--- Information shown ---
============
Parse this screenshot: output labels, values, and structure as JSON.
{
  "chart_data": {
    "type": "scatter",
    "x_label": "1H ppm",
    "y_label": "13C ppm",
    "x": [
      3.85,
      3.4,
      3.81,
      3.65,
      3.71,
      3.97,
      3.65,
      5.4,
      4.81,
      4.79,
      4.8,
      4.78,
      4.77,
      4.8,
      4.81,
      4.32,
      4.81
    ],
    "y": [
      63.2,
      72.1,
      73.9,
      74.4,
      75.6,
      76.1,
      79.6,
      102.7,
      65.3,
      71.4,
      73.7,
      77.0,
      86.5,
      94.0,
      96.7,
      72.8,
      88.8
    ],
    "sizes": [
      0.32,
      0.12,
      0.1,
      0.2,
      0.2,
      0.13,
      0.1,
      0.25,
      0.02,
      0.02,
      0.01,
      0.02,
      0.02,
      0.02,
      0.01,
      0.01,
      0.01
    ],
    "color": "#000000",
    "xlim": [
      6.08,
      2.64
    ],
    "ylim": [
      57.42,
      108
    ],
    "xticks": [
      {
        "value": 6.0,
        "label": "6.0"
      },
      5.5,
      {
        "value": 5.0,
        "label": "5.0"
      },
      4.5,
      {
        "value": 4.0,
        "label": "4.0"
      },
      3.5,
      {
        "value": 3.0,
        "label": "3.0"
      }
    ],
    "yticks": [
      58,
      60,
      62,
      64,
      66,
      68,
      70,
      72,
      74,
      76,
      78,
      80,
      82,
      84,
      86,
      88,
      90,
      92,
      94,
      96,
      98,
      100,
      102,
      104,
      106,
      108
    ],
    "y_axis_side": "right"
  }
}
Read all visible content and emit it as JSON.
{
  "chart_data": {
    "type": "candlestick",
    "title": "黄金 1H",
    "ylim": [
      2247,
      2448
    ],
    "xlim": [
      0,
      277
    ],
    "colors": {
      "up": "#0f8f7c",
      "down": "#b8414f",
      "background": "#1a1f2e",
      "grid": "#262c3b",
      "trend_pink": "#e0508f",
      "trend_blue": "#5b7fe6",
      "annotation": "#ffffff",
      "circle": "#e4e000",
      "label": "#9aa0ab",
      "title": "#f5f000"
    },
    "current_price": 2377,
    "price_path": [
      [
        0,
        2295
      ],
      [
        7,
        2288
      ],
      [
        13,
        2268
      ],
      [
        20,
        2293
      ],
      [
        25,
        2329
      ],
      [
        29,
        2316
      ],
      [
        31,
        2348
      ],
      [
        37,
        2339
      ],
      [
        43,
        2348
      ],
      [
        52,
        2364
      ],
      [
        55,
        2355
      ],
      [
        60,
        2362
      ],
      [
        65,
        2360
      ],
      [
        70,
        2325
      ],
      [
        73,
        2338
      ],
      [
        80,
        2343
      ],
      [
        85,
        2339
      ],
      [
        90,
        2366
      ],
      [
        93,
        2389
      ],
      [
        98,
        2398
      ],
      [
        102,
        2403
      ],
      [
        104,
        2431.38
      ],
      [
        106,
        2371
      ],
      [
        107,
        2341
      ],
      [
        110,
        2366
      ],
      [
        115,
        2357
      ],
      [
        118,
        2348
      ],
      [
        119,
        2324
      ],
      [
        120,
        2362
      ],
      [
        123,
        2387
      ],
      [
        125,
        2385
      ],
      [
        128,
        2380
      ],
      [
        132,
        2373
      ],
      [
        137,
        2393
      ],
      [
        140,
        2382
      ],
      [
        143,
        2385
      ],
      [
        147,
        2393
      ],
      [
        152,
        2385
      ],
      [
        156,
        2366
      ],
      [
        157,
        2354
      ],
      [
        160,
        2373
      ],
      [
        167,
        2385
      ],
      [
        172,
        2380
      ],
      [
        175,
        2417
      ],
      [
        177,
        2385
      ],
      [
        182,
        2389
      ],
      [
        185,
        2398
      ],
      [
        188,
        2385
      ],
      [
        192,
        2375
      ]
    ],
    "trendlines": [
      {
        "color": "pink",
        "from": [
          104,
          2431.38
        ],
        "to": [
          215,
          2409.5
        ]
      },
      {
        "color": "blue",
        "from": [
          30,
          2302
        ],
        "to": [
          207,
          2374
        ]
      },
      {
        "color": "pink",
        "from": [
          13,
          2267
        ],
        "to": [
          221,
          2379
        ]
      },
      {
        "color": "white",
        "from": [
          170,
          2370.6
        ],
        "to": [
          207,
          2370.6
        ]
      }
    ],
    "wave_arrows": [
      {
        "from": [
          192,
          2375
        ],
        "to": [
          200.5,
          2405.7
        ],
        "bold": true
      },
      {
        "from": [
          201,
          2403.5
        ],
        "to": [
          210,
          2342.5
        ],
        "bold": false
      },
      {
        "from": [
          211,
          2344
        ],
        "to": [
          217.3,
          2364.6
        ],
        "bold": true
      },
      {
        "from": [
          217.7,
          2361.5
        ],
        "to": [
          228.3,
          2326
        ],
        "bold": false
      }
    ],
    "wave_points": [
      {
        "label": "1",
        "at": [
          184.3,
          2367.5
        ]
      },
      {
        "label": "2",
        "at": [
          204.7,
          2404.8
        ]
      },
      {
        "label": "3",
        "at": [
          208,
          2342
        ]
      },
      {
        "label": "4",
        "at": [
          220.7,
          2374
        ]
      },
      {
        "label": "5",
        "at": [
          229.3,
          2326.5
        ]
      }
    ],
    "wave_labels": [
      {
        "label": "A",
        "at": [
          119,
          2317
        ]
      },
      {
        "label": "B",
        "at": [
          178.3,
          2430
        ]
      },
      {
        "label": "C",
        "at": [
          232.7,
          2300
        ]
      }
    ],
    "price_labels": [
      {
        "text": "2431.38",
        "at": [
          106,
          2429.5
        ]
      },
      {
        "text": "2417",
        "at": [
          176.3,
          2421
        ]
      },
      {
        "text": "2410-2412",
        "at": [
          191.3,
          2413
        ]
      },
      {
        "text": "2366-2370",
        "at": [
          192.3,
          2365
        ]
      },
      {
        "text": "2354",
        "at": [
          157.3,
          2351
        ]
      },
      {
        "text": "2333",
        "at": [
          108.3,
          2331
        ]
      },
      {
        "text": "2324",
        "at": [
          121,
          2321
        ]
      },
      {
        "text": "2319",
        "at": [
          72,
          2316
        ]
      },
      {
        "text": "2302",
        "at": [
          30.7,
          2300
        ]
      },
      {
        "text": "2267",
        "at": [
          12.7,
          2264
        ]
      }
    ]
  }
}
============
--- What you should do ---
Copy every line above that includes the string "text".

--- Exercise output ---
        "text": "2431.38",
        "text": "2417",
        "text": "2410-2412",
        "text": "2366-2370",
        "text": "2354",
        "text": "2333",
        "text": "2324",
        "text": "2319",
        "text": "2302",
        "text": "2267",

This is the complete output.